- **WHAT THE TASK REQUIRES**
In the module description, copy out word for word everything from "Modes of Teaching, Learning" down to "the course progresses.".

- **GIVEN PASSAGE**
^^^^^^^^^^^^^^^^
Subject-specific Skills:
  • An awareness of current technology, analysis methods and industrial practises along with the ability to apply those methods in novel situations.
  • An in-depth knowledge and understanding of specialised and advanced technical and professional skills, an ability to perform critical assessment and review and an ability to communicate the results of their own work effectively.
Key Skills:
  • Capacity for independent self-learning within the bounds of professional practice.
  • Critical assessment of technology challenges and problem solving skills of a design engineer.
  • Specialised numerical skills appropriate to an engineer.
  • Mathematics relevant to the application of advanced electronics concepts.

Modes of Teaching, Learning and Assessment and how these contribute to the learning outcomes of the module

  • The module content is delivered through lectures and reinforced by Formative Problem Sheets and Problem Classes, equipping students with the required problem-solving capability.
  • Throughout the academic year, students will be required to submit Formative Problem Sheets via the virtual learning environment to monitor and consolidate their understanding as the course progresses.
^^^^^^^^^^^^^^^^
- **ENTRIES SHOWN**
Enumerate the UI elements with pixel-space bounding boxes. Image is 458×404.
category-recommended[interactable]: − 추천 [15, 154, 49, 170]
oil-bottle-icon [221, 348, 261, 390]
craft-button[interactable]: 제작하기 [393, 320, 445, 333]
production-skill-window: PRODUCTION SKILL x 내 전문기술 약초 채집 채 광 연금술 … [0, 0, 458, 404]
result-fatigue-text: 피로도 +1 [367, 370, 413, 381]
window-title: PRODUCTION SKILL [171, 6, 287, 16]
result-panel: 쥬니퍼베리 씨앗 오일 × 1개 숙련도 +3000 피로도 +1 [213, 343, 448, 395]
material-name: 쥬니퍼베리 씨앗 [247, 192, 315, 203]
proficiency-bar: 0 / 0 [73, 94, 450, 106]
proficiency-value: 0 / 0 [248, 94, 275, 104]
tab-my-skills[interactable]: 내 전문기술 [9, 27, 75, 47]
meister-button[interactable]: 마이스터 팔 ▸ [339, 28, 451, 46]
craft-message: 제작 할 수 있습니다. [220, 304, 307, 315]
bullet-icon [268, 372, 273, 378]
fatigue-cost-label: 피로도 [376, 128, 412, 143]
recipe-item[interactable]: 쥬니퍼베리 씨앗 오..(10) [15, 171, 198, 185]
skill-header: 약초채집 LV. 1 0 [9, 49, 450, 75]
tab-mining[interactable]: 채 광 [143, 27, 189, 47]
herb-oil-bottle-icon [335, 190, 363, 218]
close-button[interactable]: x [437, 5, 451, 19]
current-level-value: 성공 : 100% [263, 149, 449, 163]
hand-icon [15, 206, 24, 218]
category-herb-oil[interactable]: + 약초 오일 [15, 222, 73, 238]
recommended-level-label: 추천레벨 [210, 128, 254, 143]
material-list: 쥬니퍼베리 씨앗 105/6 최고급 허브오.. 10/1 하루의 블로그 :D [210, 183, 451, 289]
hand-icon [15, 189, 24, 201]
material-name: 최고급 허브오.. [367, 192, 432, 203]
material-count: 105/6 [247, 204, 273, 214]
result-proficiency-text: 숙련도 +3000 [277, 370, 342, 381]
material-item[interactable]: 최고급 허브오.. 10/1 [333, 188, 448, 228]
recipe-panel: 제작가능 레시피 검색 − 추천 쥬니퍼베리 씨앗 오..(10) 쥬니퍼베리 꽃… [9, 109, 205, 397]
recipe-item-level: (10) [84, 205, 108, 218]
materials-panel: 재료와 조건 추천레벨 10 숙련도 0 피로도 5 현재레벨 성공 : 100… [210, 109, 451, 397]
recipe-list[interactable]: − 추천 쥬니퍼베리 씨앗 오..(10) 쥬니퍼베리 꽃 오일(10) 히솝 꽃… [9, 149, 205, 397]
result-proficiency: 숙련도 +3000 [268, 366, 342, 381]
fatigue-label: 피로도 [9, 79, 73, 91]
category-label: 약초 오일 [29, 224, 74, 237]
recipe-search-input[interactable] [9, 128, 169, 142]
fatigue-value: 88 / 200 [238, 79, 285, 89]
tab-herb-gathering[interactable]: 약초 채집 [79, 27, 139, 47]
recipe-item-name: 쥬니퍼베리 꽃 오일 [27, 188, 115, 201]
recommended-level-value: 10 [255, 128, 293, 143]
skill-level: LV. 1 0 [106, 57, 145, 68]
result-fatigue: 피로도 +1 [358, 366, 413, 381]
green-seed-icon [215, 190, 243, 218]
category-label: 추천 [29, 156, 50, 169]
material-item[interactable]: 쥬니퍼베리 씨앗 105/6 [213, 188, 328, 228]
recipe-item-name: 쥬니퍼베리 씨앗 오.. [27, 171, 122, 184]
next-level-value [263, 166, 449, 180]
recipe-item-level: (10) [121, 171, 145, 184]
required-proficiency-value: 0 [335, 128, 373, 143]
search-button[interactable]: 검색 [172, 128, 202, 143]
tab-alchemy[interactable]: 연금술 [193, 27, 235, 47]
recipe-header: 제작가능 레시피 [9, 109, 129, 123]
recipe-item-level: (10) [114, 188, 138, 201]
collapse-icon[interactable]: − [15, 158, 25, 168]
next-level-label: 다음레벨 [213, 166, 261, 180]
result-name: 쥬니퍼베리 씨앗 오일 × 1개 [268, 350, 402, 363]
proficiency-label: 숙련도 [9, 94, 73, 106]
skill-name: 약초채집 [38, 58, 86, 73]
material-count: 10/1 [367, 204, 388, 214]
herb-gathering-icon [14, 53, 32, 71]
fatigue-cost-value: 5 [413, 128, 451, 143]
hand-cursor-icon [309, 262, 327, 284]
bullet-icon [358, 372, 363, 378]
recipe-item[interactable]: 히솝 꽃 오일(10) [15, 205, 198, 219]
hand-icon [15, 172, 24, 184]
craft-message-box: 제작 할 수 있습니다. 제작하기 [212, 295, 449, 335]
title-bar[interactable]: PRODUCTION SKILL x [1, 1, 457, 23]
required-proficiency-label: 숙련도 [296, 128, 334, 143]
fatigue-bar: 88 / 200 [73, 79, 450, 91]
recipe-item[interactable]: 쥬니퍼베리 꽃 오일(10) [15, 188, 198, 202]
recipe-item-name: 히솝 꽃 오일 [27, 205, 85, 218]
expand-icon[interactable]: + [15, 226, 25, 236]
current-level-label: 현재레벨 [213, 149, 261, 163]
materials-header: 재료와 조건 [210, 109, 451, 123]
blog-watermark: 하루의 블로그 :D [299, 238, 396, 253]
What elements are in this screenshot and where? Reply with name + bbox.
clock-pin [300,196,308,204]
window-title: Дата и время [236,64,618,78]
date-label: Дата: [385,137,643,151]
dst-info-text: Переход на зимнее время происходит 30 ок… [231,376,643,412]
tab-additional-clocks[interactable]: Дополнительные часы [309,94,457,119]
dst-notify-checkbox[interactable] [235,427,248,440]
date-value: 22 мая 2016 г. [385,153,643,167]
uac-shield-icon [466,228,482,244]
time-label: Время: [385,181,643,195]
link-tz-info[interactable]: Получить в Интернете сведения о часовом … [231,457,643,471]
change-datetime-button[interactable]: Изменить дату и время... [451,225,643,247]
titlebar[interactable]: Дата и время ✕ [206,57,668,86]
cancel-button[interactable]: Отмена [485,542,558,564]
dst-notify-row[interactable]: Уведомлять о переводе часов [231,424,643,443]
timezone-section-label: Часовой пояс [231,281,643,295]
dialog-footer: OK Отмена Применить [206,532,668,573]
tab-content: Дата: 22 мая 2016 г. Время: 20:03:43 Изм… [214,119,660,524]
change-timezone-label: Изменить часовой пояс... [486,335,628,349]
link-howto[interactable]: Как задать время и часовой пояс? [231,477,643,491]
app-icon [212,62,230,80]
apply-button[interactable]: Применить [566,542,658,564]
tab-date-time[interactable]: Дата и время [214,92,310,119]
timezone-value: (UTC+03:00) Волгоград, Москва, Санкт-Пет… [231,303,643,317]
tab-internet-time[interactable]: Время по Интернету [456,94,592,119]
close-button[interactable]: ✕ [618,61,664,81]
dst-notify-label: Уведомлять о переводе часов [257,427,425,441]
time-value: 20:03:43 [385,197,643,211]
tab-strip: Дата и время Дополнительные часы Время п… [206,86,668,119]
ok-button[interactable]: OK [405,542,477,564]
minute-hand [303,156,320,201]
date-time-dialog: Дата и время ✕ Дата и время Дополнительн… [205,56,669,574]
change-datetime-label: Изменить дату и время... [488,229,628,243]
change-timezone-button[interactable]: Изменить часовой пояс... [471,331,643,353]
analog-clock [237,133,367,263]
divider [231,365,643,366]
^^^^^^^^^^^^^^^^
- **RESPONSE**
Modes of Teaching, Learning and Assessment and how these contribute to the learning outcomes of the module

  • The module content is delivered through lectures and reinforced by Formative Problem Sheets and Problem Classes, equipping students with the required problem-solving capability.
  • Throughout the academic year, students will be required to submit Formative Problem Sheets via the virtual learning environment to monitor and consolidate their understanding as the course progresses.